● The task
Report back each line of the records that contains the string "全国消費者物価指数".

===== Exercise input

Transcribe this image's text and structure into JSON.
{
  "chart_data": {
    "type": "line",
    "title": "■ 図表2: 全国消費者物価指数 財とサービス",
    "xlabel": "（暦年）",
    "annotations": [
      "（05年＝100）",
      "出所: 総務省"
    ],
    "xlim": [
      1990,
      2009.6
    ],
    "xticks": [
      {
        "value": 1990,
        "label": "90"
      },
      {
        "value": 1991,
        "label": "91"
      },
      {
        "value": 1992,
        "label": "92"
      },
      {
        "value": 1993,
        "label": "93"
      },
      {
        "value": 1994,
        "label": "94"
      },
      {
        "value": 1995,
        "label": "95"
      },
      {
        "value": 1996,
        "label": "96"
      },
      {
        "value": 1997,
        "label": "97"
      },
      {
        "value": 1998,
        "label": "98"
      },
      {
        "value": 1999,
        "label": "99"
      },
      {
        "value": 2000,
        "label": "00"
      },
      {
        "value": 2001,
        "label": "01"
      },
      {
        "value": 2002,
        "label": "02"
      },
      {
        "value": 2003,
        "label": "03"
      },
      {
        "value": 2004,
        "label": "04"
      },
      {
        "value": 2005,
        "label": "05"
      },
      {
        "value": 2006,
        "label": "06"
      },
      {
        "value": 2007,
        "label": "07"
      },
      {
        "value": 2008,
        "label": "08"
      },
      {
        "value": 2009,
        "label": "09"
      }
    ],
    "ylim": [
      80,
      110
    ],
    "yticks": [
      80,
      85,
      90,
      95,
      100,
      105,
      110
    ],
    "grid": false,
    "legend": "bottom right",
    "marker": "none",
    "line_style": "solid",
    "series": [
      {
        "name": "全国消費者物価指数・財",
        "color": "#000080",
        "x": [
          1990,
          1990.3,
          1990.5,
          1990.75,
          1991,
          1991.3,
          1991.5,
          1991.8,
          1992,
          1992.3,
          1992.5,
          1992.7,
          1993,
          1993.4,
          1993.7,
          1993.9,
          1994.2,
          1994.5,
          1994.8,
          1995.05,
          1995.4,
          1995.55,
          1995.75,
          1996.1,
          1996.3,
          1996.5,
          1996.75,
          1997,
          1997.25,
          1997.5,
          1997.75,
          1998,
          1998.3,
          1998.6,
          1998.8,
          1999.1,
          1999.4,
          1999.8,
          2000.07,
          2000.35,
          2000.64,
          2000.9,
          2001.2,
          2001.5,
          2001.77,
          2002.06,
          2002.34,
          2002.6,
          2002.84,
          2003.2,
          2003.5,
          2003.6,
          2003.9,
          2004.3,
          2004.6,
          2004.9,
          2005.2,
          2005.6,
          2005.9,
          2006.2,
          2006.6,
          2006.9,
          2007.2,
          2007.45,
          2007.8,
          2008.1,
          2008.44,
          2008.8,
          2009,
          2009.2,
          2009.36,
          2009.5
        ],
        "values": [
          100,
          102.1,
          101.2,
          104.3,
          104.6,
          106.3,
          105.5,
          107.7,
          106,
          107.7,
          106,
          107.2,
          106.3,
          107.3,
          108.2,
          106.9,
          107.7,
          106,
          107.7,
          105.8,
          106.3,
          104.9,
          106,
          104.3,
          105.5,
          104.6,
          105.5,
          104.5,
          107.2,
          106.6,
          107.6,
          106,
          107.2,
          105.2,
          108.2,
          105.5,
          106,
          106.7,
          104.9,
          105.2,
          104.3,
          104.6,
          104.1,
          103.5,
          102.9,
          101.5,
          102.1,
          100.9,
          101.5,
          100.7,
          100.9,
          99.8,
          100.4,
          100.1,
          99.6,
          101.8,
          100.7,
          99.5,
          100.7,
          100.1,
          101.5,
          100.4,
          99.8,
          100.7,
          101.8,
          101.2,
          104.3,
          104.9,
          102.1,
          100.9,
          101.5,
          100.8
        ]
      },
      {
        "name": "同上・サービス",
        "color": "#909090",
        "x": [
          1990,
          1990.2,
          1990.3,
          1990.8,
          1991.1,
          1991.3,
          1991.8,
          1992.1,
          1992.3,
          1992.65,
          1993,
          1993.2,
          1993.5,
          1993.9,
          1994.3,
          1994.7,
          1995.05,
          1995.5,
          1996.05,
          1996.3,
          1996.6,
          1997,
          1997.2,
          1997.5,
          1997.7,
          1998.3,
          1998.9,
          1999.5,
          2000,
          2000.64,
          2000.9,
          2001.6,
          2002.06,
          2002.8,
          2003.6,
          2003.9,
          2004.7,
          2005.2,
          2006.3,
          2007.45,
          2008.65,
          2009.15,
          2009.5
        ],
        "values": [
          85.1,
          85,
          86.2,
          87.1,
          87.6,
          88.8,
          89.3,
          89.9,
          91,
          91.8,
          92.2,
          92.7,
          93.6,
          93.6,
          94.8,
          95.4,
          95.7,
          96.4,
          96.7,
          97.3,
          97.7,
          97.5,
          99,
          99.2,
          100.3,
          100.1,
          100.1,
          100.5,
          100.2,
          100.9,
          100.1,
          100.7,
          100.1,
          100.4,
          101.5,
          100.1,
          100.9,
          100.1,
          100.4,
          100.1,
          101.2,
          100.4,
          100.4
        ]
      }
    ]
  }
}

==========

● Worked solution
    "title": "■ 図表2: 全国消費者物価指数 財とサービス",
        "name": "全国消費者物価指数・財",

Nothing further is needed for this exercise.